▶ **EXERCISE OBJECTIVE**: Each line below either holds the string "JSON" or doesn't. Count those that do and give only the number.

▶ **RECORD EXTRACTS**:
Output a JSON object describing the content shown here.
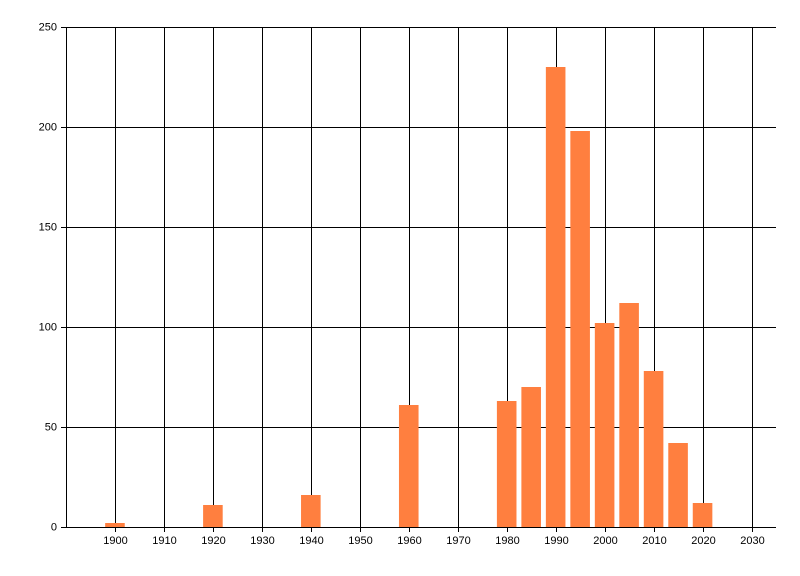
{
  "chart_data": {
    "type": "bar",
    "x": [
      1900,
      1920,
      1940,
      1960,
      1980,
      1985,
      1990,
      1995,
      2000,
      2005,
      2010,
      2015,
      2020
    ],
    "values": [
      2,
      11,
      16,
      61,
      63,
      70,
      230,
      198,
      102,
      112,
      78,
      42,
      12
    ],
    "color": "#ff7f3f",
    "xlim": [
      1890,
      2035
    ],
    "xticks": [
      1900,
      1910,
      1920,
      1930,
      1940,
      1950,
      1960,
      1970,
      1980,
      1990,
      2000,
      2010,
      2020,
      2030
    ],
    "ylim": [
      0,
      250
    ],
    "yticks": [
      0,
      50,
      100,
      150,
      200,
      250
    ],
    "bar_width": 4,
    "grid": true
  }
}
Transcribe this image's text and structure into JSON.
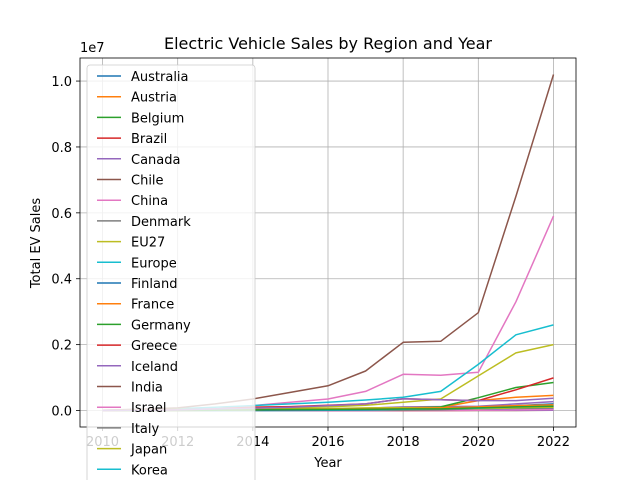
{
  "chart_data": {
    "type": "line",
    "title": "Electric Vehicle Sales by Region and Year",
    "xlabel": "Year",
    "ylabel": "Total EV Sales",
    "y_multiplier_label": "1e7",
    "xlim": [
      2009.4,
      2022.6
    ],
    "ylim": [
      -0.05,
      1.07
    ],
    "y_scale_factor": 10000000,
    "x_ticks": [
      2010,
      2012,
      2014,
      2016,
      2018,
      2020,
      2022
    ],
    "y_ticks": [
      0.0,
      0.2,
      0.4,
      0.6,
      0.8,
      1.0
    ],
    "y_tick_labels": [
      "0.0",
      "0.2",
      "0.4",
      "0.6",
      "0.8",
      "1.0"
    ],
    "grid": true,
    "legend_position": "upper-left",
    "x": [
      2010,
      2011,
      2012,
      2013,
      2014,
      2015,
      2016,
      2017,
      2018,
      2019,
      2020,
      2021,
      2022
    ],
    "series": [
      {
        "name": "Australia",
        "color": "#1f77b4",
        "values": [
          0.0,
          0.0,
          0.0,
          0.0,
          0.0,
          0.0,
          0.0,
          0.001,
          0.002,
          0.002,
          0.002,
          0.005,
          0.008
        ]
      },
      {
        "name": "Austria",
        "color": "#ff7f0e",
        "values": [
          0.0,
          0.0,
          0.0,
          0.0,
          0.001,
          0.001,
          0.001,
          0.002,
          0.002,
          0.003,
          0.006,
          0.009,
          0.01
        ]
      },
      {
        "name": "Belgium",
        "color": "#2ca02c",
        "values": [
          0.0,
          0.0,
          0.0,
          0.0,
          0.001,
          0.001,
          0.002,
          0.003,
          0.003,
          0.004,
          0.007,
          0.012,
          0.018
        ]
      },
      {
        "name": "Brazil",
        "color": "#d62728",
        "values": [
          0.0,
          0.0,
          0.0,
          0.0,
          0.0,
          0.0,
          0.0,
          0.0,
          0.0,
          0.001,
          0.001,
          0.003,
          0.005
        ]
      },
      {
        "name": "Canada",
        "color": "#9467bd",
        "values": [
          0.0,
          0.0,
          0.0,
          0.001,
          0.002,
          0.003,
          0.004,
          0.007,
          0.011,
          0.012,
          0.013,
          0.02,
          0.027
        ]
      },
      {
        "name": "Chile",
        "color": "#8c564b",
        "values": [
          0.0,
          0.0,
          0.0,
          0.0,
          0.0,
          0.0,
          0.0,
          0.0,
          0.0,
          0.0,
          0.0,
          0.0,
          0.001
        ]
      },
      {
        "name": "China",
        "color": "#e377c2",
        "values": [
          0.001,
          0.002,
          0.003,
          0.005,
          0.015,
          0.025,
          0.035,
          0.058,
          0.11,
          0.107,
          0.116,
          0.33,
          0.59
        ]
      },
      {
        "name": "Denmark",
        "color": "#7f7f7f",
        "values": [
          0.0,
          0.0,
          0.0,
          0.0,
          0.001,
          0.001,
          0.001,
          0.001,
          0.001,
          0.002,
          0.004,
          0.007,
          0.008
        ]
      },
      {
        "name": "EU27",
        "color": "#bcbd22",
        "values": [
          0.0,
          0.0,
          0.001,
          0.002,
          0.004,
          0.009,
          0.011,
          0.016,
          0.025,
          0.035,
          0.105,
          0.175,
          0.2
        ]
      },
      {
        "name": "Europe",
        "color": "#17becf",
        "values": [
          0.001,
          0.003,
          0.006,
          0.01,
          0.015,
          0.02,
          0.025,
          0.032,
          0.04,
          0.058,
          0.14,
          0.23,
          0.26
        ]
      },
      {
        "name": "Finland",
        "color": "#1f77b4",
        "values": [
          0.0,
          0.0,
          0.0,
          0.0,
          0.0,
          0.0,
          0.0,
          0.0,
          0.001,
          0.001,
          0.002,
          0.003,
          0.004
        ]
      },
      {
        "name": "France",
        "color": "#ff7f0e",
        "values": [
          0.0,
          0.0,
          0.001,
          0.001,
          0.002,
          0.004,
          0.005,
          0.006,
          0.008,
          0.01,
          0.03,
          0.04,
          0.046
        ]
      },
      {
        "name": "Germany",
        "color": "#2ca02c",
        "values": [
          0.0,
          0.0,
          0.0,
          0.001,
          0.001,
          0.002,
          0.003,
          0.005,
          0.007,
          0.011,
          0.039,
          0.07,
          0.085
        ]
      },
      {
        "name": "Greece",
        "color": "#d62728",
        "values": [
          0.0,
          0.0,
          0.0,
          0.0,
          0.0,
          0.0,
          0.0,
          0.0,
          0.0,
          0.0,
          0.001,
          0.001,
          0.002
        ]
      },
      {
        "name": "Iceland",
        "color": "#9467bd",
        "values": [
          0.0,
          0.0,
          0.0,
          0.0,
          0.0,
          0.0,
          0.0,
          0.0,
          0.001,
          0.001,
          0.001,
          0.001,
          0.001
        ]
      },
      {
        "name": "India",
        "color": "#8c564b",
        "values": [
          0.001,
          0.004,
          0.008,
          0.02,
          0.035,
          0.055,
          0.075,
          0.12,
          0.207,
          0.21,
          0.297,
          0.65,
          1.02
        ]
      },
      {
        "name": "Israel",
        "color": "#e377c2",
        "values": [
          0.0,
          0.0,
          0.0,
          0.0,
          0.0,
          0.0,
          0.0,
          0.0,
          0.0,
          0.0,
          0.001,
          0.002,
          0.003
        ]
      },
      {
        "name": "Italy",
        "color": "#7f7f7f",
        "values": [
          0.0,
          0.0,
          0.0,
          0.0,
          0.0,
          0.001,
          0.001,
          0.001,
          0.001,
          0.002,
          0.006,
          0.014,
          0.016
        ]
      },
      {
        "name": "Japan",
        "color": "#bcbd22",
        "values": [
          0.001,
          0.002,
          0.003,
          0.004,
          0.005,
          0.006,
          0.006,
          0.008,
          0.009,
          0.009,
          0.006,
          0.008,
          0.01
        ]
      },
      {
        "name": "Korea",
        "color": "#17becf",
        "values": [
          0.0,
          0.0,
          0.0,
          0.0,
          0.0,
          0.0,
          0.001,
          0.002,
          0.004,
          0.006,
          0.007,
          0.012,
          0.016
        ]
      },
      {
        "name": "",
        "color": "#1f77b4",
        "values": [
          0.0,
          0.0,
          0.0,
          0.0,
          0.001,
          0.001,
          0.002,
          0.003,
          0.005,
          0.007,
          0.01,
          0.015,
          0.02
        ]
      },
      {
        "name": "",
        "color": "#ff7f0e",
        "values": [
          0.0,
          0.0,
          0.0,
          0.001,
          0.002,
          0.003,
          0.004,
          0.005,
          0.006,
          0.008,
          0.011,
          0.015,
          0.017
        ]
      },
      {
        "name": "",
        "color": "#2ca02c",
        "values": [
          0.0,
          0.0,
          0.0,
          0.001,
          0.002,
          0.003,
          0.003,
          0.004,
          0.005,
          0.005,
          0.008,
          0.011,
          0.013
        ]
      },
      {
        "name": "",
        "color": "#d62728",
        "values": [
          0.0,
          0.001,
          0.002,
          0.005,
          0.01,
          0.012,
          0.016,
          0.02,
          0.036,
          0.033,
          0.03,
          0.063,
          0.099
        ]
      },
      {
        "name": "",
        "color": "#9467bd",
        "values": [
          0.0,
          0.001,
          0.002,
          0.005,
          0.007,
          0.01,
          0.015,
          0.02,
          0.036,
          0.033,
          0.03,
          0.03,
          0.037
        ]
      }
    ]
  }
}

▶ **TASK RESPONSE**: 2